Témoignage:
Quelles types de menaces et harcèlements vivez-vous au quotidien ?
« Peu après notre rupture, alors que j’allais chercher ma fille à son école, il a mis une arme dans mon dos et m’a obligé à le suivre. J’ai dû lui mentir en lui disant que je l’aimais pour m’en sortir ce jour-là. Par la suite, il a commencé à me harceler avec des lignes téléphoniques enregistrées sur d’autres noms que le sien. Je devenais folle à essayer de prouver à la police que c’était lui qui m’appelait sans cesse et pas d’autres gens comme il essayait de le faire croire. J’ai fini par télécharger un programme d’enregistrement vocal pour enregistrer sa voix lors de ses appels puisque plusieurs plaintes de mon dossier ont été rejetées par manque de preuves. Mais aussi parce que les juges et les procureurs ne voulaient pas me croire. Ils pensaient que j’étais folle et ils m’ont même accusée d’avoir enregistré des appels téléphoniques sans en avoir la permission. Il a aussi volé des photos de moi sur les réseaux sociaux et il les a imprimées partout dans mon quartier en disant que je faisais partie d’une organisation terroriste et aussi que j’étais une prostituée. Il a également ouvert de faux comptes sur les réseaux sociaux en se faisant passer pour moi.

Données enregistrées:
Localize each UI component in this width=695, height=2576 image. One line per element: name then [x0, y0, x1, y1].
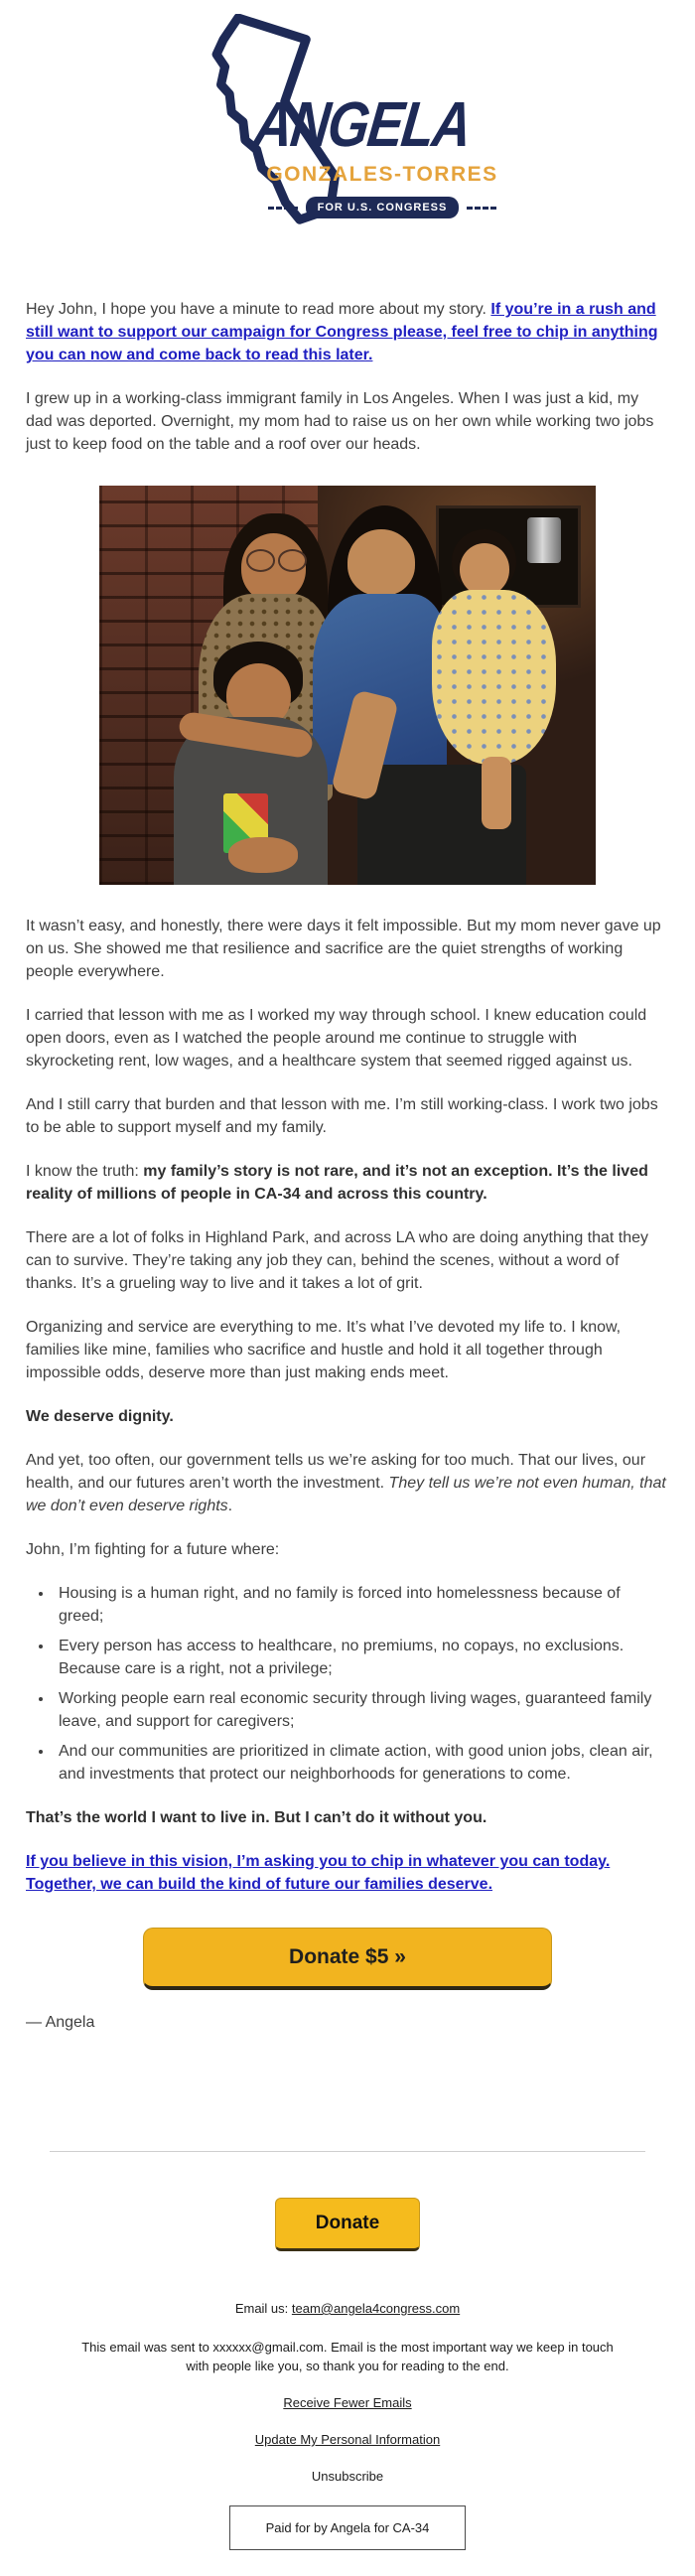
bullet-healthcare: • Every person has access to healthcare, no premiums, no copays, no exclusions. Because care is a right, not a privilege; — [54, 1635, 669, 1680]
paragraph-not-easy: It wasn’t easy, and honestly, there were days it felt impossible. But my mom never gave up on us. She showed me that resilience and sacrifice are the quiet strengths of working people everywhere. — [26, 918, 661, 980]
paragraph-closing-ask — [26, 1850, 669, 1896]
paragraph-still-carry: And I still carry that burden and that lesson with me. I’m still working-class. I work two jobs to be able to support myself and my family. — [26, 1096, 658, 1136]
update-personal-info-link[interactable]: Update My Personal Information — [254, 2432, 441, 2447]
dash-ornament-right — [467, 207, 496, 210]
greeting-paragraph — [26, 298, 669, 366]
logo-office-banner — [159, 197, 536, 218]
email-body — [0, 298, 695, 2034]
future-bullet-list — [26, 1582, 669, 1786]
paragraph-and-yet — [26, 1449, 669, 1517]
clasped-hands — [228, 837, 298, 873]
footer-divider — [50, 2151, 645, 2152]
paragraph-carried-lesson: I carried that lesson with me as I worked my way through school. I knew education could open doors, even as I watched the people around me continue to struggle with skyrocketing rent, low wages, and a healthcare system that seemed rigged against us. — [26, 1007, 647, 1070]
receive-fewer-emails-link[interactable]: Receive Fewer Emails — [283, 2395, 412, 2410]
unsubscribe-link[interactable]: Unsubscribe — [311, 2469, 384, 2484]
bullet-housing: • Housing is a human right, and no family is forced into homelessness because of greed; — [54, 1582, 669, 1628]
and-yet-period: . — [227, 1498, 233, 1514]
email-us-link[interactable]: team@angela4congress.com — [291, 2301, 461, 2316]
paragraph-folks: There are a lot of folks in Highland Park, and across LA who are doing anything that they can to survive. They’re taking any job they can, behind the scenes, without a word of thanks. It’s a grueling way to live and it takes a lot of grit. — [26, 1229, 649, 1292]
truth-lead: I know the truth: — [26, 1163, 144, 1180]
glasses-right-lens — [278, 549, 307, 571]
campaign-logo — [159, 14, 536, 254]
family-photo — [99, 486, 596, 885]
unsubscribe-row — [0, 2467, 695, 2486]
logo-candidate-surname: GONZALES-TORRES — [266, 163, 498, 186]
office-pill: FOR U.S. CONGRESS — [306, 197, 460, 218]
and-yet-lead: And yet, too often, our government tells us we’re asking for too much. That our lives, our health, and our futures aren’t worth the investment. — [26, 1452, 646, 1492]
dash-ornament-left — [268, 207, 298, 210]
logo-candidate-name: ANGELA — [250, 88, 475, 160]
signoff: — Angela — [26, 2014, 95, 2031]
greeting-text: Hey John, I hope you have a minute to read more about my story. — [26, 301, 491, 318]
sent-note: This email was sent to xxxxxx@gmail.com. Email is the most important way we keep in touch with people like you, so thank you for reading to the end. — [81, 2340, 614, 2373]
closing-donate-link[interactable]: If you believe in this vision, I’m asking you to chip in whatever you can today. Together, we can build the kind of future our families deserve. — [26, 1853, 611, 1893]
email-us-row — [0, 2299, 695, 2318]
toddler-leg — [482, 757, 511, 828]
paragraph-truth — [26, 1160, 669, 1206]
email-footer — [0, 2299, 695, 2576]
bullet-economic-security: • Working people earn real economic security through living wages, guaranteed family leave, and support for caregivers; — [54, 1687, 669, 1733]
glasses-left-lens — [246, 549, 275, 571]
bullet-climate: • And our communities are prioritized in climate action, with good union jobs, clean air, and investments that protect our neighborhoods for generations to come. — [54, 1740, 669, 1786]
receive-fewer-row — [0, 2393, 695, 2412]
toddler-face — [460, 543, 509, 595]
background-canister — [527, 517, 561, 563]
email-us-label: Email us: — [234, 2301, 292, 2316]
paragraph-dignity — [26, 1405, 669, 1428]
paragraph-organizing: Organizing and service are everything to me. It’s what I’ve devoted my life to. I know, families like mine, families who sacrifice and hustle and hold it all together through impossible odds, deserve more than just making ends meet. — [26, 1319, 622, 1381]
paid-for-disclaimer: Paid for by Angela for CA-34 — [229, 2505, 467, 2550]
world-bold: That’s the world I want to live in. But I can’t do it without you. — [26, 1809, 487, 1826]
paragraph-world — [26, 1806, 669, 1829]
update-info-row — [0, 2430, 695, 2449]
donate-5-button[interactable]: Donate $5 » — [143, 1928, 552, 1990]
rush-donate-link[interactable]: If you’re in a rush and still want to support our campaign for Congress please, feel free to chip in anything you can now and come back to read this later. — [26, 301, 658, 363]
mother-face — [348, 529, 415, 595]
dignity-bold: We deserve dignity. — [26, 1408, 174, 1425]
truth-bold: my family’s story is not rare, and it’s not an exception. It’s the lived reality of millions of people in CA-34 and across this country. — [26, 1163, 648, 1203]
paragraph-grew-up: I grew up in a working-class immigrant family in Los Angeles. When I was just a kid, my dad was deported. Overnight, my mom had to raise us on her own while working two jobs just to keep food on the table and a roof over our heads. — [26, 390, 654, 453]
paragraph-fighting-for: John, I’m fighting for a future where: — [26, 1541, 280, 1558]
toddler-floral-dress — [432, 590, 556, 766]
footer-donate-button[interactable]: Donate — [275, 2198, 420, 2251]
and-yet-italic: They tell us we’re not even human, that we don’t even deserve rights — [26, 1475, 666, 1514]
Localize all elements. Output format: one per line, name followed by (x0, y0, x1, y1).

Consignes de travail:
1. Résumez le témoignage en deux phrases.
2. Répondez à ces questions à partir du témoignage :
(a) Où la personne qui témoigne se rendait-elle quand il lui a mis une arme dans le dos ?
(b) Qu'a-t-elle téléchargé pour enregistrer la voix de l'homme lors de ses appels ?
(c) Qu'affirmaient les photos imprimées dans son quartier ?

Réponses attendues:
1. Peu après leur rupture, l'homme a contraint la personne qui témoigne à le suivre en lui mettant une arme dans le dos, puis l'a harcelée au téléphone avec des lignes enregistrées sous d'autres noms que le sien. Face aux plaintes rejetées faute de preuves et à des juges et procureurs qui ne la croyaient pas, elle a enregistré ses appels, tandis qu'il affichait dans son quartier des photos volées la présentant comme terroriste et prostituée et ouvrait de faux comptes en se faisant passer pour elle.

2.
(a) Elle allait chercher sa fille à son école.
(b) Un programme d'enregistrement vocal.
(c) Qu'elle faisait partie d'une organisation terroriste et qu'elle était une prostituée.